Task to carry out: Collect every line of the items below that contains the word "member".

Items from a dataset:
----------------------------------------

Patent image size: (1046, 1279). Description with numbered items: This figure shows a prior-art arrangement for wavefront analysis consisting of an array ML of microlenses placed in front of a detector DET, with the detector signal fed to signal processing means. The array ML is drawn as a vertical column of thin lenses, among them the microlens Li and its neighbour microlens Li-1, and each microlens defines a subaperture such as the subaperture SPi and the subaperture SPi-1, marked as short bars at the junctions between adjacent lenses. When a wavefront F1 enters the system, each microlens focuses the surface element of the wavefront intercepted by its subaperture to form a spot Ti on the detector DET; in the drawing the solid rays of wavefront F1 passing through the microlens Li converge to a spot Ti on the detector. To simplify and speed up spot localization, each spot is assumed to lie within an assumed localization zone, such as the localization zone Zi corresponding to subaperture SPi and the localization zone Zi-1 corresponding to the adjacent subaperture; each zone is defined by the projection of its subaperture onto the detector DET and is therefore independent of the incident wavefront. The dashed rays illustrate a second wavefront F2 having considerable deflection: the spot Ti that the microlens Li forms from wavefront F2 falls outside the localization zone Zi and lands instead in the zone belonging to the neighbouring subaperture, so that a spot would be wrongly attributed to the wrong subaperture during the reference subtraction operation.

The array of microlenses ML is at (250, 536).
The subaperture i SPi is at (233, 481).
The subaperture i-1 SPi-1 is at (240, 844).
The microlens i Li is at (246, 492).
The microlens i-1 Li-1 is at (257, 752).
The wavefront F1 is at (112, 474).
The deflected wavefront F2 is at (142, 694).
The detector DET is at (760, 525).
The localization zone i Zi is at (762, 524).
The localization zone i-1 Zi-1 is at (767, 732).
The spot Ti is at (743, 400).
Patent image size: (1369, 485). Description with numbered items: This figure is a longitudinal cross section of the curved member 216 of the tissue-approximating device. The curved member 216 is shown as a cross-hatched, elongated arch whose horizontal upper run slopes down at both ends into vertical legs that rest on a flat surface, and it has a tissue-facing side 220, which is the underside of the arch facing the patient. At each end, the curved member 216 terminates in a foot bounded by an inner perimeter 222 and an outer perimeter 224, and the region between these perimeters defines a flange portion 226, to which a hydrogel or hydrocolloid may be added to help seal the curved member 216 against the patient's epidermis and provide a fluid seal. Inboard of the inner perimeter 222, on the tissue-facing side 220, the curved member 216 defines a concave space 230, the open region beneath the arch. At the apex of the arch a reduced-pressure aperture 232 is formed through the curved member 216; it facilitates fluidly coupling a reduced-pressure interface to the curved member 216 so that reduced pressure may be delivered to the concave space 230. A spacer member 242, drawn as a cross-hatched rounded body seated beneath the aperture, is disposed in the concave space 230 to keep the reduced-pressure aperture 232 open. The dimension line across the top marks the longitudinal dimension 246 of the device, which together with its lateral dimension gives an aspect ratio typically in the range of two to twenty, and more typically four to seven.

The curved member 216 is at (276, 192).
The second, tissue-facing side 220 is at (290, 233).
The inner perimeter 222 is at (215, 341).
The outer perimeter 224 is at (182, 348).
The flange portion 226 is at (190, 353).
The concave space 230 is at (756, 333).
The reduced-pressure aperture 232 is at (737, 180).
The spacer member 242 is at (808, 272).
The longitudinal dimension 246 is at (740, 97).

----------------------------------------

Output:
Patent image size: (1369, 485). Description with numbered items: This figure is a longitudinal cross section of the curved member 216 of the tissue-approximating device. The curved member 216 is shown as a cross-hatched, elongated arch whose horizontal upper run slopes down at both ends into vertical legs that rest on a flat surface, and it has a tissue-facing side 220, which is the underside of the arch facing the patient. At each end, the curved member 216 terminates in a foot bounded by an inner perimeter 222 and an outer perimeter 224, and the region between these perimeters defines a flange portion 226, to which a hydrogel or hydrocolloid may be added to help seal the curved member 216 against the patient's epidermis and provide a fluid seal. Inboard of the inner perimeter 222, on the tissue-facing side 220, the curved member 216 defines a concave space 230, the open region beneath the arch. At the apex of the arch a reduced-pressure aperture 232 is formed through the curved member 216; it facilitates fluidly coupling a reduced-pressure interface to the curved member 216 so that reduced pressure may be delivered to the concave space 230. A spacer member 242, drawn as a cross-hatched rounded body seated beneath the aperture, is disposed in the concave space 230 to keep the reduced-pressure aperture 232 open. The dimension line across the top marks the longitudinal dimension 246 of the device, which together with its lateral dimension gives an aspect ratio typically in the range of two to twenty, and more typically four to seven.
The curved member 216 is at (276, 192).
The spacer member 242 is at (808, 272).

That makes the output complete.